══ DATA PROVIDED
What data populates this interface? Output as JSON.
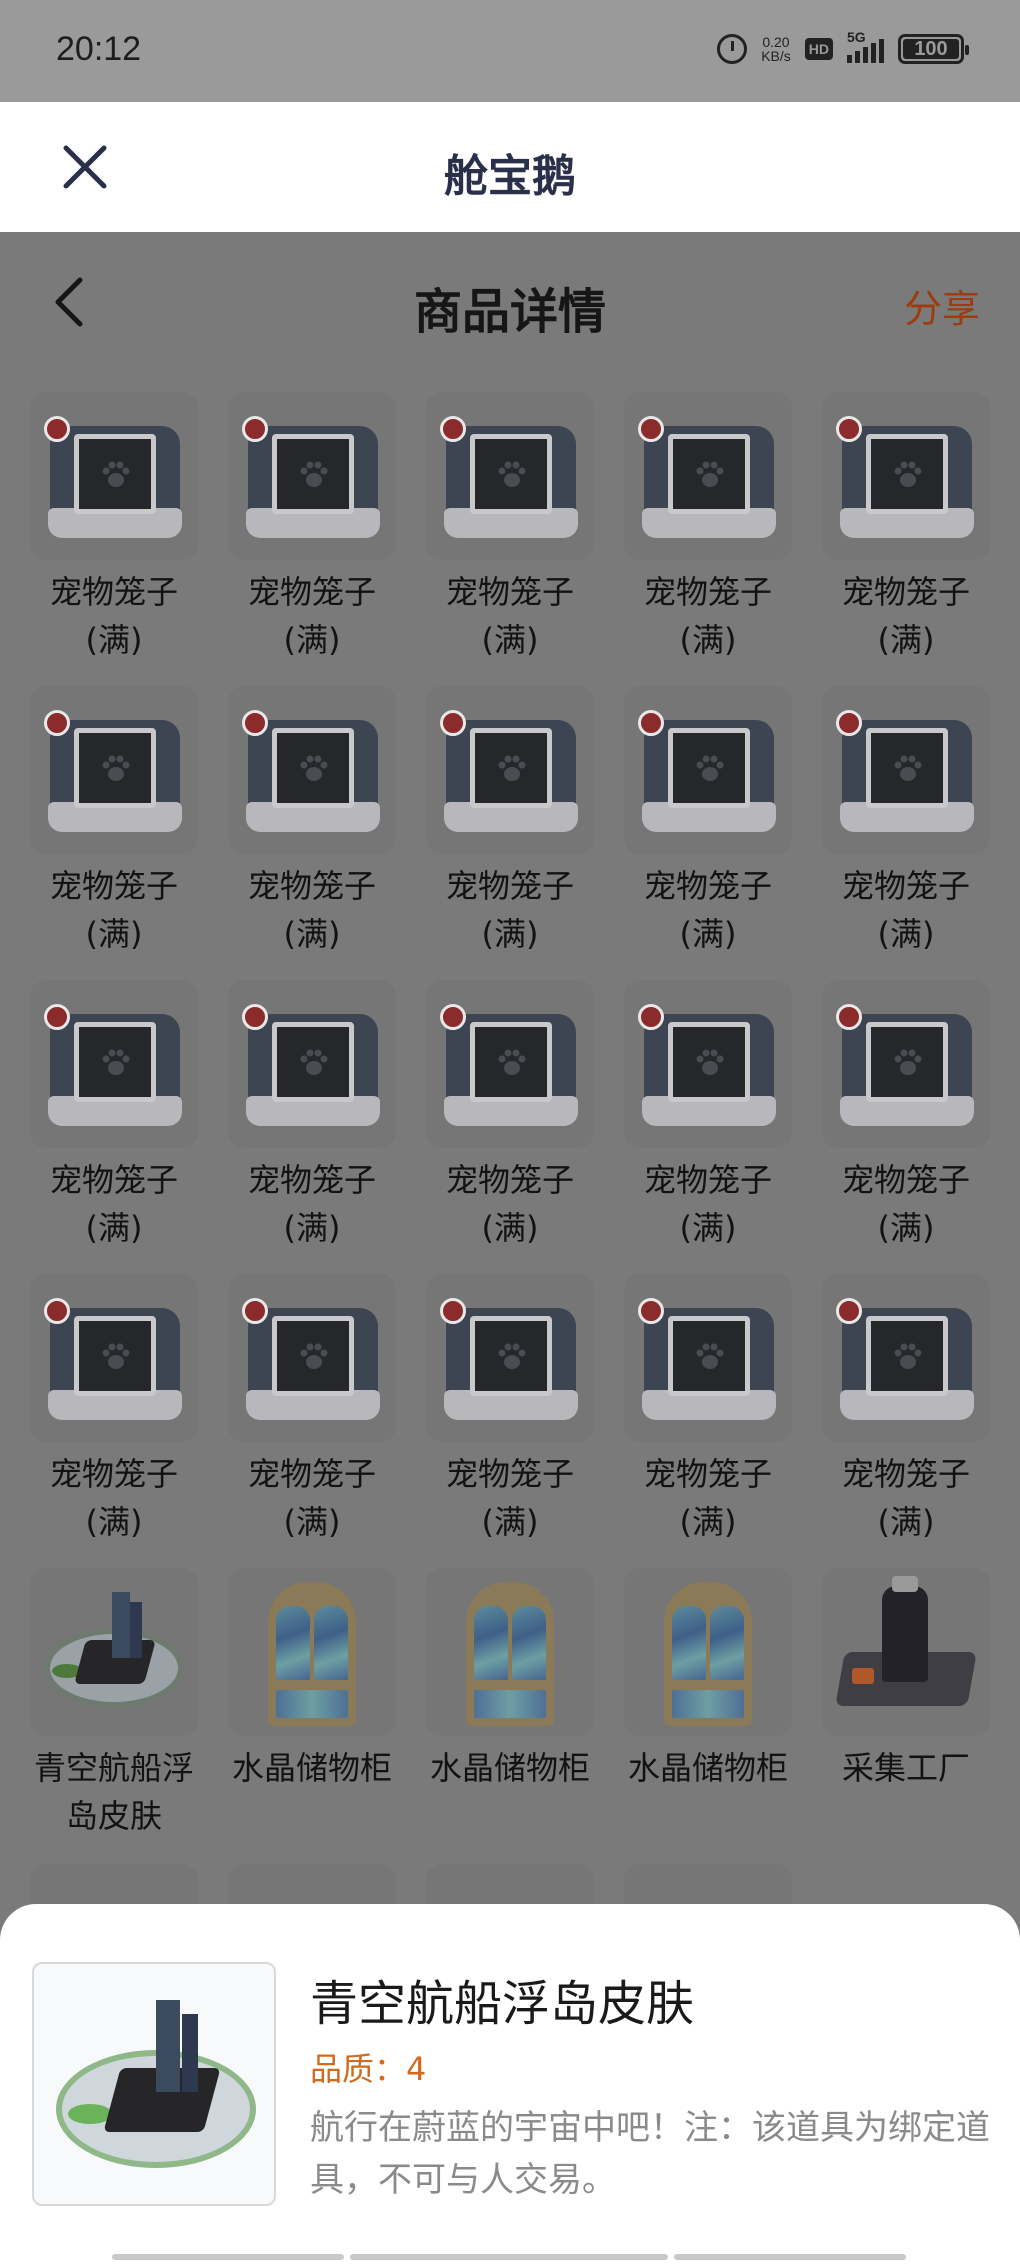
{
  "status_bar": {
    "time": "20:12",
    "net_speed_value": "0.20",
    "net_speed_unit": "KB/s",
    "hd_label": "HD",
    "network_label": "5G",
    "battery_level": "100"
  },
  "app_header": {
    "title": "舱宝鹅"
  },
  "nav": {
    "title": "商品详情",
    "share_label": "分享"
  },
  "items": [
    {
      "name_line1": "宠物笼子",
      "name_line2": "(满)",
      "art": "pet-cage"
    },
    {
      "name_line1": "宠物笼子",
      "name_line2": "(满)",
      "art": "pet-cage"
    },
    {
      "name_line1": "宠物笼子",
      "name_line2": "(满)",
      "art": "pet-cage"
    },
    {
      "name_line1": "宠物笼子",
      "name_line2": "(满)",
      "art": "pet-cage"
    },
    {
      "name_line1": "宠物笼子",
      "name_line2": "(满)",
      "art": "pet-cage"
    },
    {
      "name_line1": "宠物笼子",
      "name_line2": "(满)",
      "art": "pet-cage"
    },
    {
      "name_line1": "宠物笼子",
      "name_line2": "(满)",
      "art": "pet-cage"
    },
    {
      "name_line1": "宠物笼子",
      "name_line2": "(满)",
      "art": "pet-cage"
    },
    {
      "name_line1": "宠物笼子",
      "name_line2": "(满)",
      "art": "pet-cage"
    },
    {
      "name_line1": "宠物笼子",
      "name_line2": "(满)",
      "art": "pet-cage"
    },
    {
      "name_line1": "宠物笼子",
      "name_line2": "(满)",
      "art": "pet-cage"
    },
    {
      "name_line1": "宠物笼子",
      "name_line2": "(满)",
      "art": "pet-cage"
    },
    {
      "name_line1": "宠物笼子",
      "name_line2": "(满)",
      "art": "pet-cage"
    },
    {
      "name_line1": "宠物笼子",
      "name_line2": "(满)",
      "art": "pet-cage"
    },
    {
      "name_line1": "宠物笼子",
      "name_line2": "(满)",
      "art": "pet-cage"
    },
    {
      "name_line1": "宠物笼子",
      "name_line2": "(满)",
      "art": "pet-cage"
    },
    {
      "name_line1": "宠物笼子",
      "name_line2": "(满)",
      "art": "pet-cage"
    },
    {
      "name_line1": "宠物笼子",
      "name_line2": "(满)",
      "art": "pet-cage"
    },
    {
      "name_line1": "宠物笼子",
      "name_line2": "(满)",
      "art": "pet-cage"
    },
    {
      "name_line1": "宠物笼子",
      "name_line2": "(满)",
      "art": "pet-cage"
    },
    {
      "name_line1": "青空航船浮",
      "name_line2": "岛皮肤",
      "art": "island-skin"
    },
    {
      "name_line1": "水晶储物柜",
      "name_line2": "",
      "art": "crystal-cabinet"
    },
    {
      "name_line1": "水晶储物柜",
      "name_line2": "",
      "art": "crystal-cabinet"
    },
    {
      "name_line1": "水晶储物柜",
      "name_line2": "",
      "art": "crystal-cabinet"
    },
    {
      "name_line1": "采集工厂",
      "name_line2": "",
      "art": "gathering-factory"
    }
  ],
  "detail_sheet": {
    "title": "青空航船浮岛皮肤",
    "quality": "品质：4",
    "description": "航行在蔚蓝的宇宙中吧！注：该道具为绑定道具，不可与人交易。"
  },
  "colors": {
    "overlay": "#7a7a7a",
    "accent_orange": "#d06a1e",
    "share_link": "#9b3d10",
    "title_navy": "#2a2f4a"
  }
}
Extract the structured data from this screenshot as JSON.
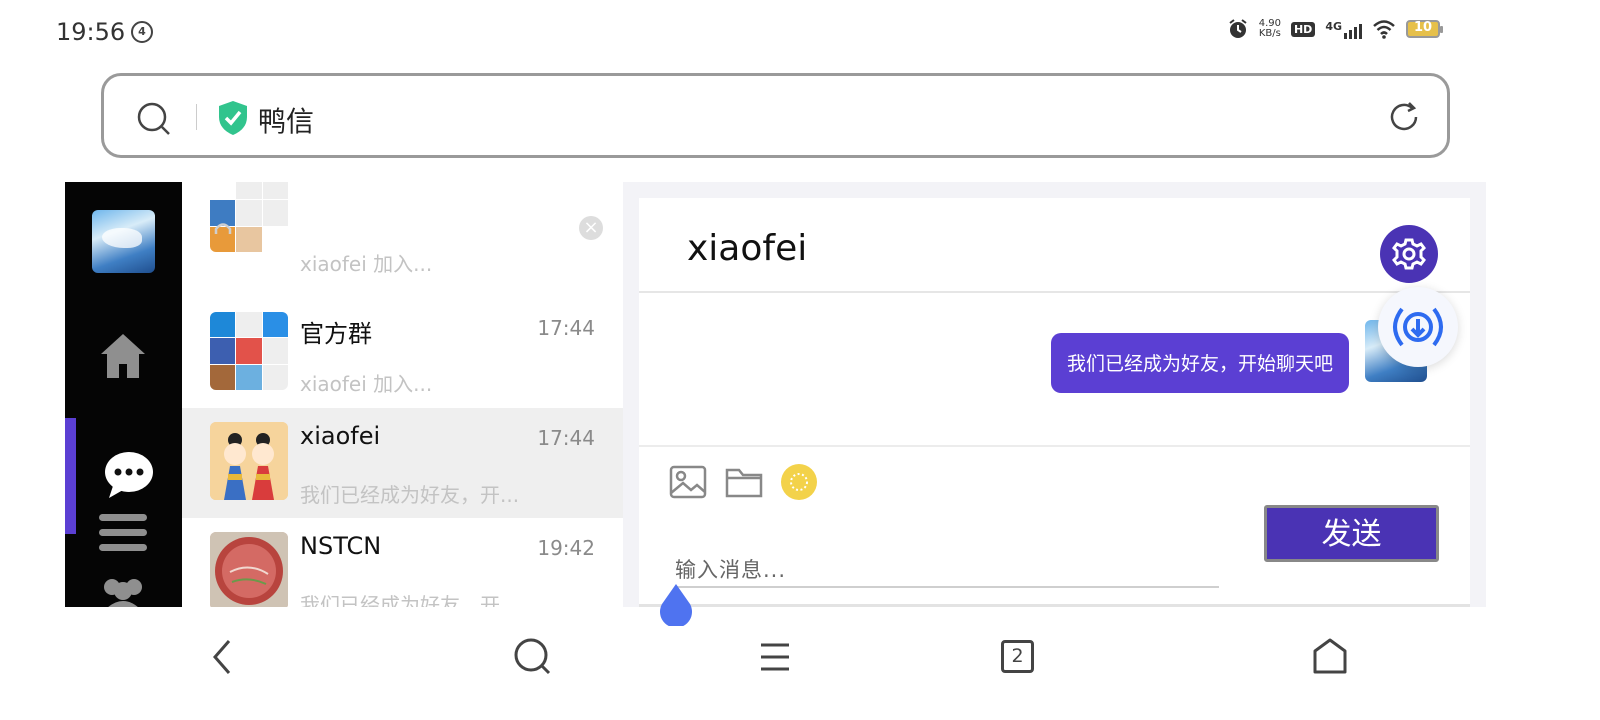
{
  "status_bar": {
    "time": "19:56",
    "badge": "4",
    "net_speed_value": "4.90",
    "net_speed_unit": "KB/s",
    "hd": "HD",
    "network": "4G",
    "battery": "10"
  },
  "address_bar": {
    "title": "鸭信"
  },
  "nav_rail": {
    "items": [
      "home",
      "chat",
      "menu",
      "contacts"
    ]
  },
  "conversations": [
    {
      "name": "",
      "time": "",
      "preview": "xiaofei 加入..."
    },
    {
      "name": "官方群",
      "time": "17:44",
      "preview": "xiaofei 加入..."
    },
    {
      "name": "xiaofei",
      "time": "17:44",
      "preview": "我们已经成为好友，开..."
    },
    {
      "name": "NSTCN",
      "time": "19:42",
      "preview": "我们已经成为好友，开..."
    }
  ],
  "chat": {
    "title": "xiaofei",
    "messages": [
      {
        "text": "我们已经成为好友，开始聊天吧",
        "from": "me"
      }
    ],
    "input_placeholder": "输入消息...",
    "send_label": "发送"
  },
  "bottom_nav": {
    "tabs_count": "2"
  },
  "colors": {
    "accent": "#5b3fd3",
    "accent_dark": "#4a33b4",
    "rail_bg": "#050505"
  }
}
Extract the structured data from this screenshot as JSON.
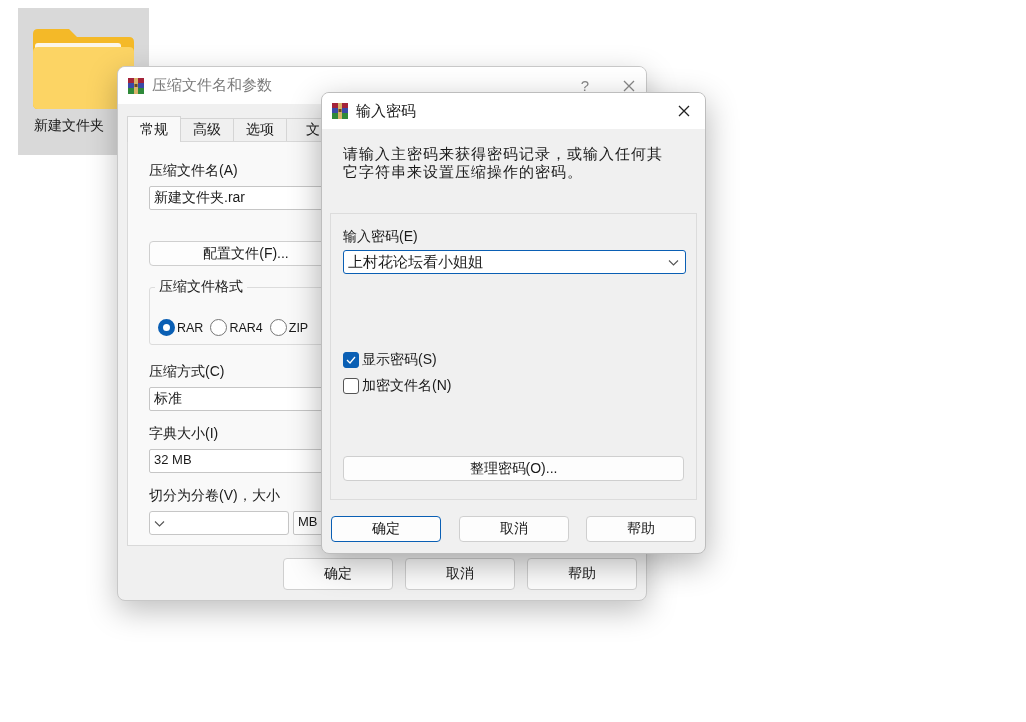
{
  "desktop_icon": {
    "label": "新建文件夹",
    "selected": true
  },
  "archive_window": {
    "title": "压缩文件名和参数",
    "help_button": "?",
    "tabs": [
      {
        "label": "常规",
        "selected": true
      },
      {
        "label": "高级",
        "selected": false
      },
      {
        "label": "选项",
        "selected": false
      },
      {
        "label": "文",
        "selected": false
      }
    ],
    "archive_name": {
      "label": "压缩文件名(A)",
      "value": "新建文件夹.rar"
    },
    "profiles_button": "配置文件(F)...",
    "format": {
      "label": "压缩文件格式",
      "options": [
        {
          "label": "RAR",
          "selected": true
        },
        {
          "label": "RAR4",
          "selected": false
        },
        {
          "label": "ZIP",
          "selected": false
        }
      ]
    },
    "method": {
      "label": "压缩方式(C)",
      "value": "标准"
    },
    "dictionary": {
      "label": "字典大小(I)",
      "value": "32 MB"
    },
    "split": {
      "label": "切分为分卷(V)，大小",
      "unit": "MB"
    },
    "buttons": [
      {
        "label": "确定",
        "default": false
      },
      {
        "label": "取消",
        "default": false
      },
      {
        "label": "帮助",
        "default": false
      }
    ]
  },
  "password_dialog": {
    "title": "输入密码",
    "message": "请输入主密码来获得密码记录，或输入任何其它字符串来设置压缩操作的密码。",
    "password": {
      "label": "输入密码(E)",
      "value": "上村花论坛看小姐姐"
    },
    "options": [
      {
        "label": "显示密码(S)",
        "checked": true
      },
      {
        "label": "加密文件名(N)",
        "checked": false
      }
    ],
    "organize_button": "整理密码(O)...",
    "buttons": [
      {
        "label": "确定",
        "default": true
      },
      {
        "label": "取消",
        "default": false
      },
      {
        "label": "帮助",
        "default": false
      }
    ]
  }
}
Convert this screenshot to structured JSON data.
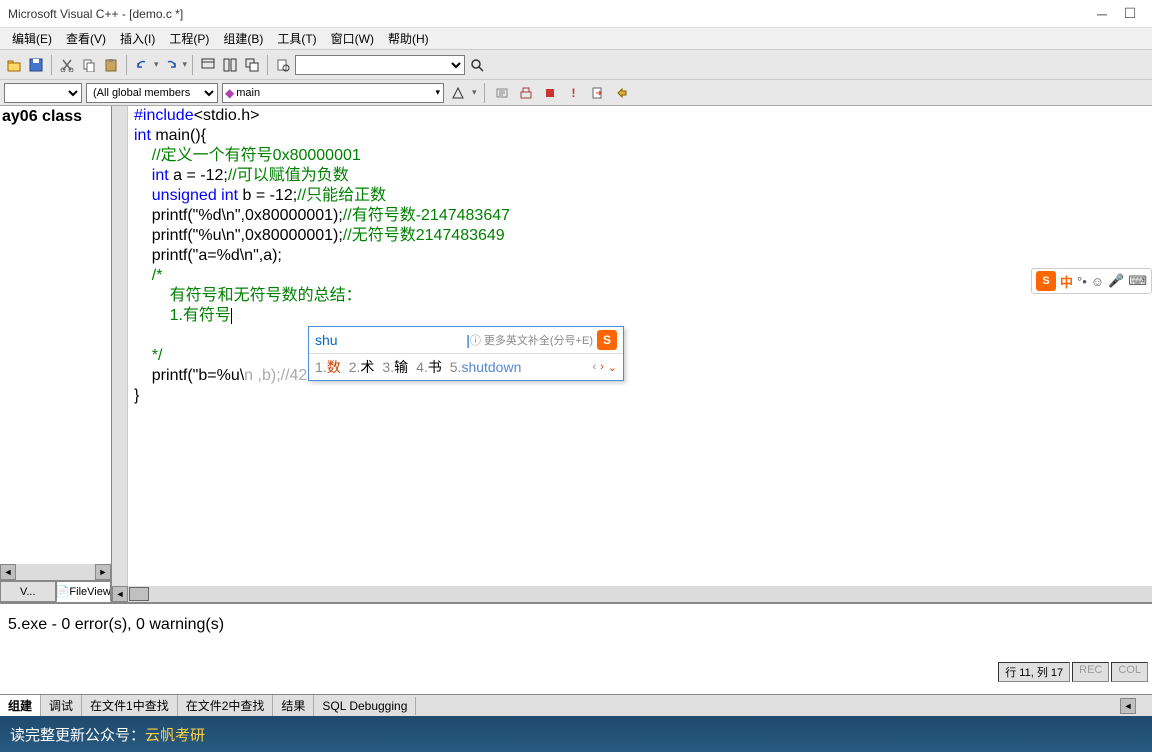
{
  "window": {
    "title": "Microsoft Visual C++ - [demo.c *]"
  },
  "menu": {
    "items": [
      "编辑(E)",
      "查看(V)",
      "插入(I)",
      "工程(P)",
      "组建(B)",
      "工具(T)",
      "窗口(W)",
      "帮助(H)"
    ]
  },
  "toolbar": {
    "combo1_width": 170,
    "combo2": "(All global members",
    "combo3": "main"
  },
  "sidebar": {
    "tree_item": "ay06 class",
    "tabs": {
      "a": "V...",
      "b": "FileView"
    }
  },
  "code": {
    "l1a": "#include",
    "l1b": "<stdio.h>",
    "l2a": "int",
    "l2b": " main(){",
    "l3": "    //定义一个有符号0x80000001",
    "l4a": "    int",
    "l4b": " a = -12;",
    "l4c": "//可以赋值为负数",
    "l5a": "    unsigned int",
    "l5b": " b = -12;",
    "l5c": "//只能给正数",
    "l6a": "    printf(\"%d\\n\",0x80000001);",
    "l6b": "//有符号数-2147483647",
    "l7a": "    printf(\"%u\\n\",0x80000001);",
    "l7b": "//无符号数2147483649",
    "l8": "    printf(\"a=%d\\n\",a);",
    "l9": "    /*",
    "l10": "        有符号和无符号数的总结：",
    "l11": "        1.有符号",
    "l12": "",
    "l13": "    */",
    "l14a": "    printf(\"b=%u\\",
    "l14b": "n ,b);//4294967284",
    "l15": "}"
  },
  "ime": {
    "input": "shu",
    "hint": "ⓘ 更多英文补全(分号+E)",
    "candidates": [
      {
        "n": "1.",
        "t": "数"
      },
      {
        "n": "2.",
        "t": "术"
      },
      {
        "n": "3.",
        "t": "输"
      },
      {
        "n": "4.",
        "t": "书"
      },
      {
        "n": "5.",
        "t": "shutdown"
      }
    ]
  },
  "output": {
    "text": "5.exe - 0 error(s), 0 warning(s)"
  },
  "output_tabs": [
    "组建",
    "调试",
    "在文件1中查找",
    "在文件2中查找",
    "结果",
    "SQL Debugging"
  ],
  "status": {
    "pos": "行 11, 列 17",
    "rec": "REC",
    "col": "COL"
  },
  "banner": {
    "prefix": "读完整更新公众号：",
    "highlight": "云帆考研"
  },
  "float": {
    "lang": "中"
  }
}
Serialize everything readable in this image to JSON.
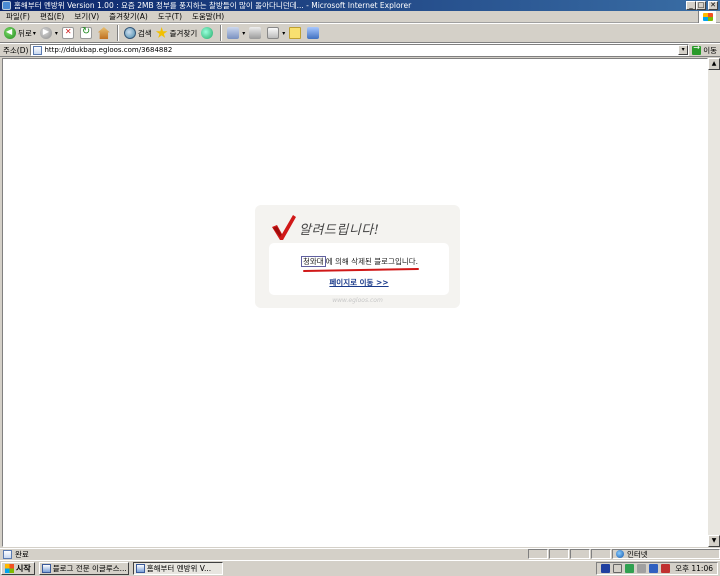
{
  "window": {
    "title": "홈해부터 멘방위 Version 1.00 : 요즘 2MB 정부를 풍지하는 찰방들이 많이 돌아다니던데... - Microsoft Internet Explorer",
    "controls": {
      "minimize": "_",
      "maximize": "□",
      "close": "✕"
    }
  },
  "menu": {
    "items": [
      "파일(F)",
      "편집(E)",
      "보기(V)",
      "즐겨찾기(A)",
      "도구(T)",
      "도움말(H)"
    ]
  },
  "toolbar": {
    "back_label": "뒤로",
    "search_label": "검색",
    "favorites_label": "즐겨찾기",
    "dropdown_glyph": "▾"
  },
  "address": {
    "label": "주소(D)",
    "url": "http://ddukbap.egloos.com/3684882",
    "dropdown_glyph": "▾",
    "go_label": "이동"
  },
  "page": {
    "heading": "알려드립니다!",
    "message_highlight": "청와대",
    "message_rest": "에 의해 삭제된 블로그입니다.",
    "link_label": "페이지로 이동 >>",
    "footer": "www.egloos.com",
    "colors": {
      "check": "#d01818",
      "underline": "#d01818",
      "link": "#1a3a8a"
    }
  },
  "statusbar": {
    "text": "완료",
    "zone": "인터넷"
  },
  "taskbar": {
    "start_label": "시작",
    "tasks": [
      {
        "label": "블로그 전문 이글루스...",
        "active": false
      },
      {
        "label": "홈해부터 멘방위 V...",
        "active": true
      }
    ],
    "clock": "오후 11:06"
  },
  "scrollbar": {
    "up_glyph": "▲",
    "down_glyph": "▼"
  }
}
════
- WRITTEN INSTRUCTION -
Locate the lines above that hold the word "JSON". Show every one of them.

- PROBLEM SOLUTION -
What data populates this interface? Output as JSON.
Extract the structured data from this screenshot as JSON.
Extract the structured data from this screenshot as JSON.
Convert this screenshot to structured JSON data.
Serialize everything readable in this image to JSON.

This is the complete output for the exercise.